▸ DESCRIPTION OF THE TASK: Search the material for "antal" and show all lines that contain it.

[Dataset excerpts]

⁂

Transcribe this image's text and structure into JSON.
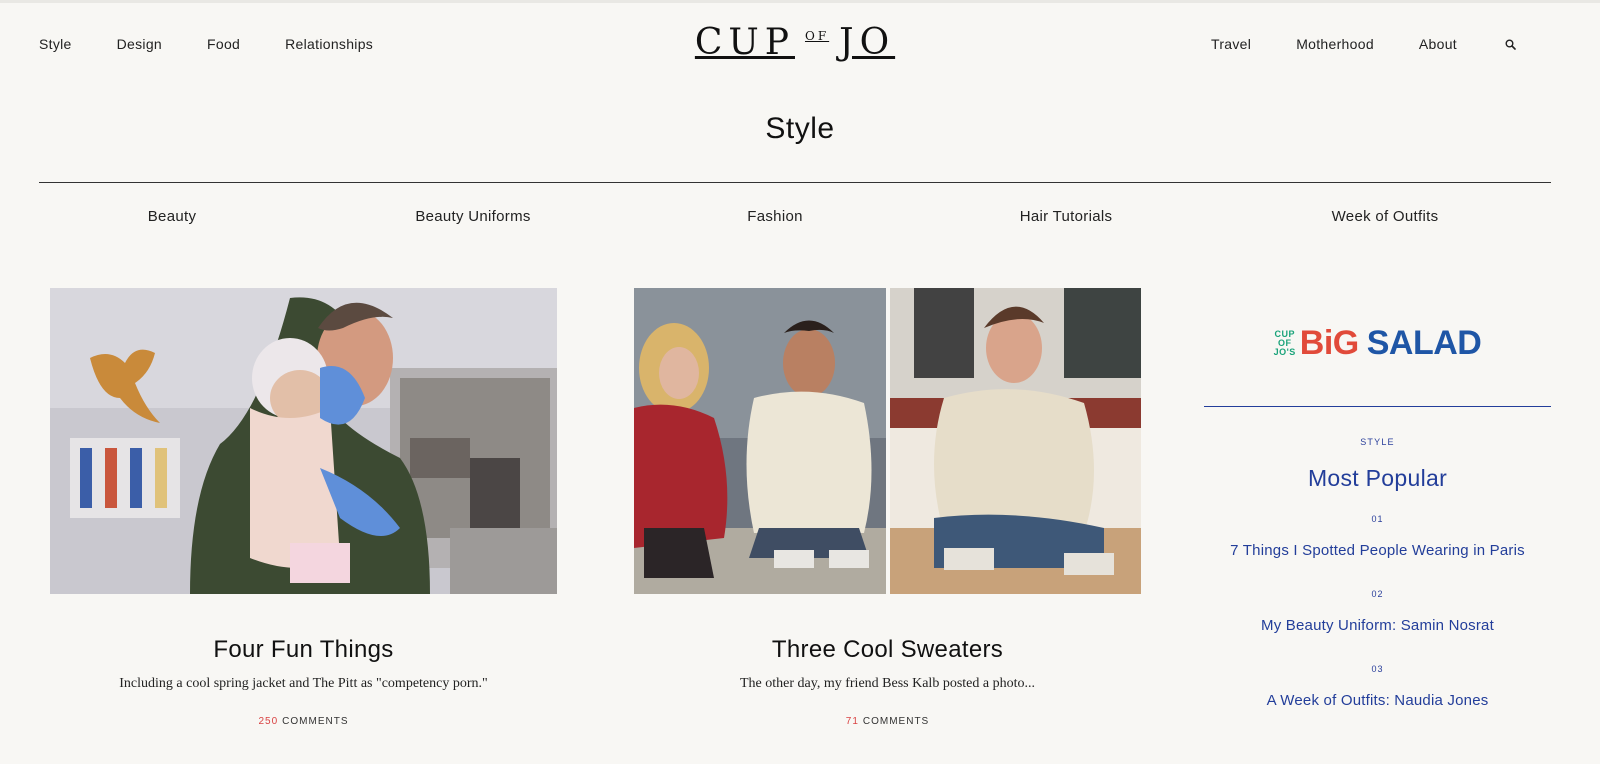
{
  "header": {
    "nav_left": [
      "Style",
      "Design",
      "Food",
      "Relationships"
    ],
    "logo": {
      "cup": "CUP",
      "of": "OF",
      "jo": "JO"
    },
    "nav_right": [
      "Travel",
      "Motherhood",
      "About"
    ],
    "search_icon": "search-icon"
  },
  "page": {
    "title": "Style"
  },
  "subnav": [
    "Beauty",
    "Beauty Uniforms",
    "Fashion",
    "Hair Tutorials",
    "Week of Outfits"
  ],
  "cards": [
    {
      "title": "Four Fun Things",
      "dek": "Including a cool spring jacket and The Pitt as \"competency porn.\"",
      "comment_count": "250",
      "comment_label": "COMMENTS"
    },
    {
      "title": "Three Cool Sweaters",
      "dek": "The other day, my friend Bess Kalb posted a photo...",
      "comment_count": "71",
      "comment_label": "COMMENTS"
    }
  ],
  "sidebar": {
    "big_salad": {
      "small_lines": [
        "CUP",
        "OF",
        "JO'S"
      ],
      "big": "BiG",
      "salad": "SALAD"
    },
    "kicker": "STYLE",
    "heading": "Most Popular",
    "items": [
      {
        "num": "01",
        "title": "7 Things I Spotted People Wearing in Paris"
      },
      {
        "num": "02",
        "title": "My Beauty Uniform: Samin Nosrat"
      },
      {
        "num": "03",
        "title": "A Week of Outfits: Naudia Jones"
      }
    ]
  },
  "colors": {
    "background": "#f8f7f4",
    "accent_blue": "#233e9a",
    "comment_red": "#d94343",
    "big_salad_red": "#e14a3a",
    "big_salad_blue": "#1f56a6",
    "big_salad_green": "#1aa37a"
  }
}
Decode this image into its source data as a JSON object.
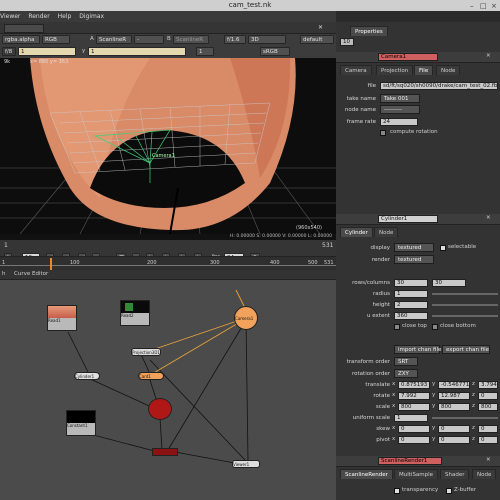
{
  "window": {
    "title": "cam_test.nk"
  },
  "menu": {
    "items": [
      "Viewer",
      "Render",
      "Help",
      "Digimax"
    ]
  },
  "viewer_toolbar": {
    "channels": "rgba.alpha",
    "colorspace": "RGB",
    "input_a": "A",
    "renderer_a": "ScanlineR",
    "dash": "-",
    "input_b": "B",
    "renderer_b": "ScanlineR",
    "gain": "f/1.6",
    "view_mode": "3D",
    "view_default": "default",
    "gamma_label": "y",
    "gamma_value": "1",
    "frame_box": "1",
    "lut": "sRGB"
  },
  "viewer": {
    "info": "x= 880 y= 363",
    "node_label": "Camera1",
    "resolution": "(960x540)",
    "readout": "H: 0.00000 S: 0.00000 V: 0.00000  L: 0.00000",
    "status_prefix": "9k"
  },
  "timeline": {
    "frame": "10",
    "fps_label": "fps",
    "fps": "24",
    "ticks": [
      "1",
      "100",
      "200",
      "300",
      "400",
      "500",
      "531"
    ],
    "start": "1",
    "end": "531"
  },
  "node_graph": {
    "tabs": [
      "h",
      "Curve Editor"
    ],
    "nodes": {
      "read1": "Read1",
      "read2": "Read2",
      "projection": "Projection3D1",
      "camera": "Camera1",
      "card": "Card1",
      "cylinder": "Cylinder1",
      "constant": "Constant1",
      "viewer1": "Viewer1",
      "scanline": "ScanlineRender1"
    }
  },
  "properties": {
    "title": "Properties",
    "count": "10",
    "camera": {
      "name": "Camera1",
      "tabs": [
        "Camera",
        "Projection",
        "File",
        "Node"
      ],
      "file_label": "file",
      "file_value": "sd/ft/sq020/sh0090/drake/cam_test_02.fbx",
      "take_name_label": "take name",
      "take_name": "Take 001",
      "node_name_label": "node name",
      "node_name": "---------",
      "frame_rate_label": "frame rate",
      "frame_rate": "24",
      "compute_rotation": "compute rotation"
    },
    "cylinder": {
      "name": "Cylinder1",
      "tabs": [
        "Cylinder",
        "Node"
      ],
      "display_label": "display",
      "display": "textured",
      "selectable": "selectable",
      "render_label": "render",
      "render": "textured",
      "rows_label": "rows/columns",
      "rows": "30",
      "columns": "30",
      "radius_label": "radius",
      "radius": "1",
      "height_label": "height",
      "height": "2",
      "u_extent_label": "u extent",
      "u_extent": "360",
      "close_top": "close top",
      "close_bottom": "close bottom",
      "import_chan": "import chan file",
      "export_chan": "export chan file",
      "transform_order_label": "transform order",
      "transform_order": "SRT",
      "rotation_order_label": "rotation order",
      "rotation_order": "ZXY",
      "translate_label": "translate",
      "translate": [
        "0.875193",
        "-0.546771",
        "3.794"
      ],
      "rotate_label": "rotate",
      "rotate": [
        "7.992",
        "12.987",
        "0"
      ],
      "scale_label": "scale",
      "scale": [
        "800",
        "800",
        "800"
      ],
      "uniform_scale_label": "uniform scale",
      "uniform_scale": "1",
      "skew_label": "skew",
      "skew": [
        "0",
        "0",
        "0"
      ],
      "pivot_label": "pivot",
      "pivot": [
        "0",
        "0",
        "0"
      ],
      "axes": [
        "x",
        "y",
        "z"
      ]
    },
    "scanline": {
      "name": "ScanlineRender1",
      "tabs": [
        "ScanlineRender",
        "MultiSample",
        "Shader",
        "Node"
      ],
      "transparency": "transparency",
      "zbuffer": "Z-buffer"
    }
  }
}
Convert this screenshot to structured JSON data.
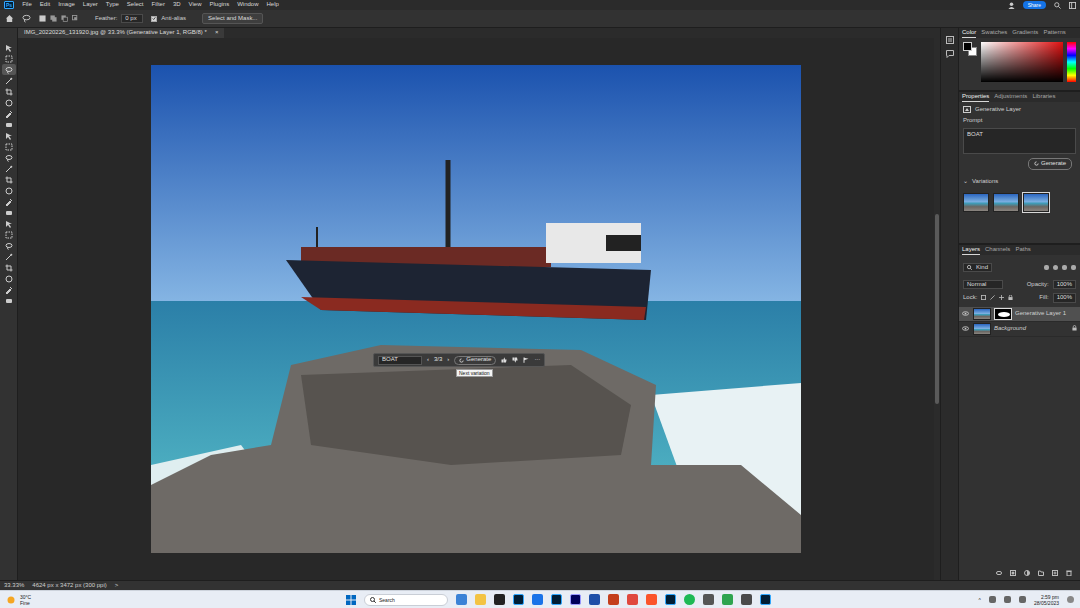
{
  "app": {
    "logo": "Ps"
  },
  "menu": [
    "File",
    "Edit",
    "Image",
    "Layer",
    "Type",
    "Select",
    "Filter",
    "3D",
    "View",
    "Plugins",
    "Window",
    "Help"
  ],
  "share": "Share",
  "options": {
    "feather_label": "Feather:",
    "feather_value": "0 px",
    "antialias": {
      "label": "Anti-alias",
      "checked": true
    },
    "select_mask": "Select and Mask..."
  },
  "tools": [
    {
      "selected": false
    },
    {
      "selected": false
    },
    {
      "selected": true
    },
    {
      "selected": false
    },
    {
      "selected": false
    },
    {
      "selected": false
    },
    {
      "selected": false
    },
    {
      "selected": false
    },
    {
      "selected": false
    },
    {
      "selected": false
    },
    {
      "selected": false
    },
    {
      "selected": false
    },
    {
      "selected": false
    },
    {
      "selected": false
    },
    {
      "selected": false
    },
    {
      "selected": false
    },
    {
      "selected": false
    },
    {
      "selected": false
    },
    {
      "selected": false
    },
    {
      "selected": false
    },
    {
      "selected": false
    },
    {
      "selected": false
    },
    {
      "selected": false
    },
    {
      "selected": false
    }
  ],
  "document_tab": {
    "title": "IMG_20220226_131920.jpg @ 33.3% (Generative Layer 1, RGB/8) *",
    "close": "×"
  },
  "contextual_bar": {
    "prompt": "BOAT",
    "prev": "‹",
    "counter": "3/3",
    "next": "›",
    "generate": "Generate",
    "more": "···"
  },
  "tooltip": "Next variation",
  "color_panel": {
    "tabs": [
      {
        "label": "Color",
        "selected": true
      },
      {
        "label": "Swatches",
        "selected": false
      },
      {
        "label": "Gradients",
        "selected": false
      },
      {
        "label": "Patterns",
        "selected": false
      }
    ]
  },
  "properties": {
    "tabs": [
      {
        "label": "Properties",
        "selected": true
      },
      {
        "label": "Adjustments",
        "selected": false
      },
      {
        "label": "Libraries",
        "selected": false
      }
    ],
    "layer_type": "Generative Layer",
    "prompt_label": "Prompt",
    "prompt": "BOAT",
    "generate": "Generate",
    "variations_label": "Variations",
    "variations": [
      {
        "selected": false
      },
      {
        "selected": false
      },
      {
        "selected": true
      }
    ]
  },
  "layers": {
    "tabs": [
      {
        "label": "Layers",
        "selected": true
      },
      {
        "label": "Channels",
        "selected": false
      },
      {
        "label": "Paths",
        "selected": false
      }
    ],
    "filter": "Kind",
    "blend": "Normal",
    "opacity_label": "Opacity:",
    "opacity": "100%",
    "lock_label": "Lock:",
    "fill_label": "Fill:",
    "fill": "100%",
    "items": [
      {
        "name": "Generative Layer 1",
        "selected": true,
        "visible": true,
        "locked": false,
        "kind": "generative"
      },
      {
        "name": "Background",
        "selected": false,
        "visible": true,
        "locked": true,
        "kind": "background"
      }
    ]
  },
  "status_bar": {
    "zoom": "33.33%",
    "size": "4624 px x 3472 px (300 ppi)",
    "arrow": ">"
  },
  "taskbar": {
    "weather": {
      "temp": "30°C",
      "text": "Fine"
    },
    "search": "Search",
    "time": "2:59 pm",
    "date": "28/05/2023"
  }
}
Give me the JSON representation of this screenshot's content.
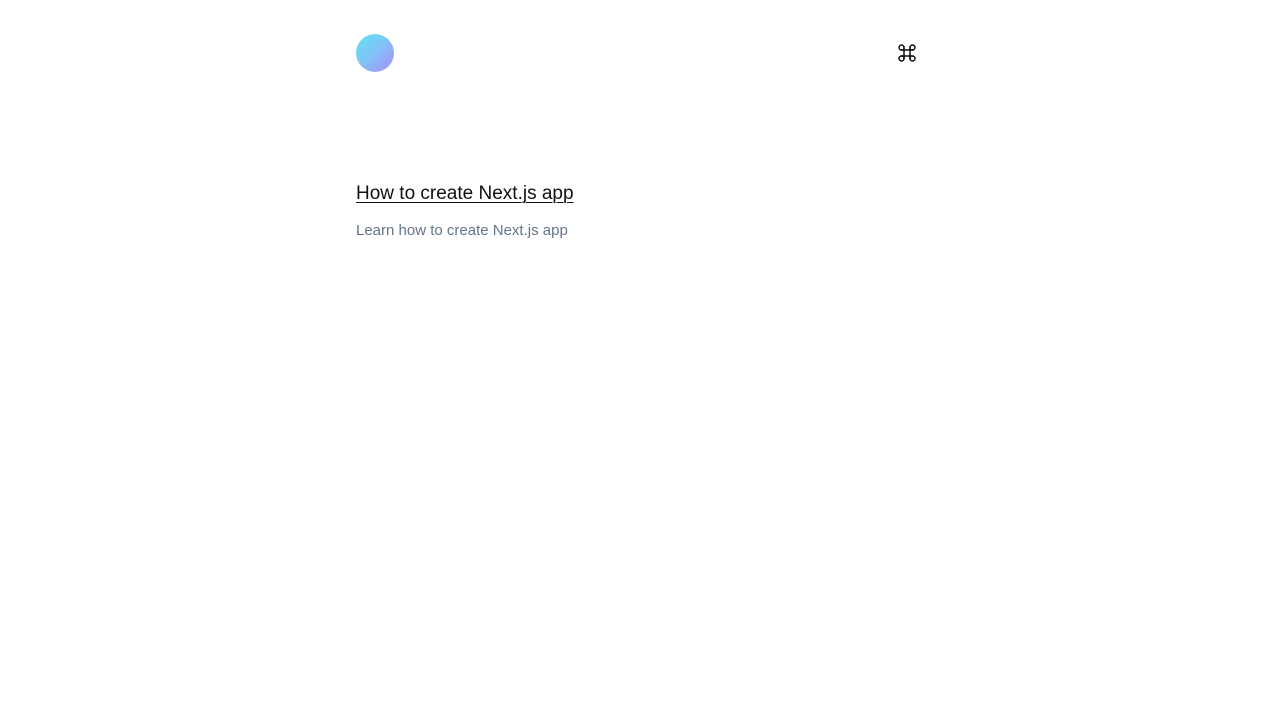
{
  "header": {
    "avatar_icon": "gradient-avatar",
    "command_icon": "command-key-icon"
  },
  "posts": [
    {
      "title": "How to create Next.js app",
      "description": "Learn how to create Next.js app"
    }
  ],
  "colors": {
    "background": "#ffffff",
    "title": "#111111",
    "description": "#64748b",
    "avatar_gradient_start": "#5fe3f2",
    "avatar_gradient_end": "#a98bf5"
  }
}
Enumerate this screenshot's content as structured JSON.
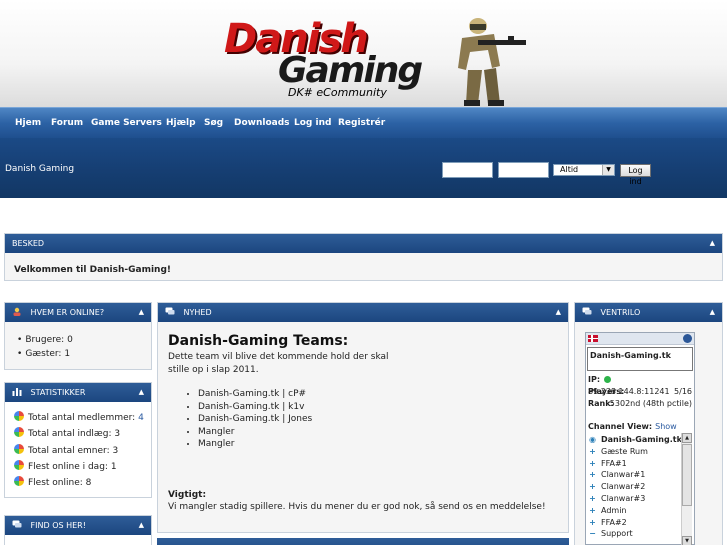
{
  "logo": {
    "line1": "Danish",
    "line2": "Gaming",
    "tagline": "DK# eCommunity"
  },
  "nav": [
    "Hjem",
    "Forum",
    "Game Servers",
    "Hjælp",
    "Søg",
    "Downloads",
    "Log ind",
    "Registrér"
  ],
  "site_name": "Danish Gaming",
  "login": {
    "select_value": "Altid",
    "button": "Log ind"
  },
  "besked": {
    "title": "BESKED",
    "message": "Velkommen til Danish-Gaming!"
  },
  "online": {
    "title": "HVEM ER ONLINE?",
    "items": [
      "Brugere: 0",
      "Gæster: 1"
    ]
  },
  "stats": {
    "title": "STATISTIKKER",
    "items": [
      {
        "label": "Total antal medlemmer:",
        "value": "4"
      },
      {
        "label": "Total antal indlæg:",
        "value": "3"
      },
      {
        "label": "Total antal emner:",
        "value": "3"
      },
      {
        "label": "Flest online i dag:",
        "value": "1"
      },
      {
        "label": "Flest online:",
        "value": "8"
      }
    ]
  },
  "find": {
    "title": "FIND OS HER!"
  },
  "news": {
    "title": "NYHED",
    "heading": "Danish-Gaming Teams:",
    "intro": "Dette team vil blive det kommende hold der skal stille op i slap 2011.",
    "items": [
      "Danish-Gaming.tk | cP#",
      "Danish-Gaming.tk | k1v",
      "Danish-Gaming.tk | Jones",
      "Mangler",
      "Mangler"
    ],
    "sub_heading": "Vigtigt:",
    "body": "Vi mangler stadig spillere. Hvis du mener du er god nok, så send os en meddelelse!"
  },
  "ventrilo": {
    "title": "VENTRILO",
    "server_name": "Danish-Gaming.tk",
    "ip_label": "IP:",
    "ip": "89.238.144.8:11241",
    "players_label": "Players:",
    "players": "5/16",
    "rank_label": "Rank:",
    "rank": "5302nd (48th pctile)",
    "channel_view_label": "Channel View:",
    "show_label": "Show",
    "tree_root": "Danish-Gaming.tk",
    "channels": [
      "Gæste Rum",
      "FFA#1",
      "Clanwar#1",
      "Clanwar#2",
      "Clanwar#3",
      "Admin",
      "FFA#2",
      "Support"
    ]
  }
}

⁂

▸ EXPECTED OUTPUT:
        "label": "Total antal medlemmer:",
        "label": "Total antal indlæg:",
        "label": "Total antal emner:",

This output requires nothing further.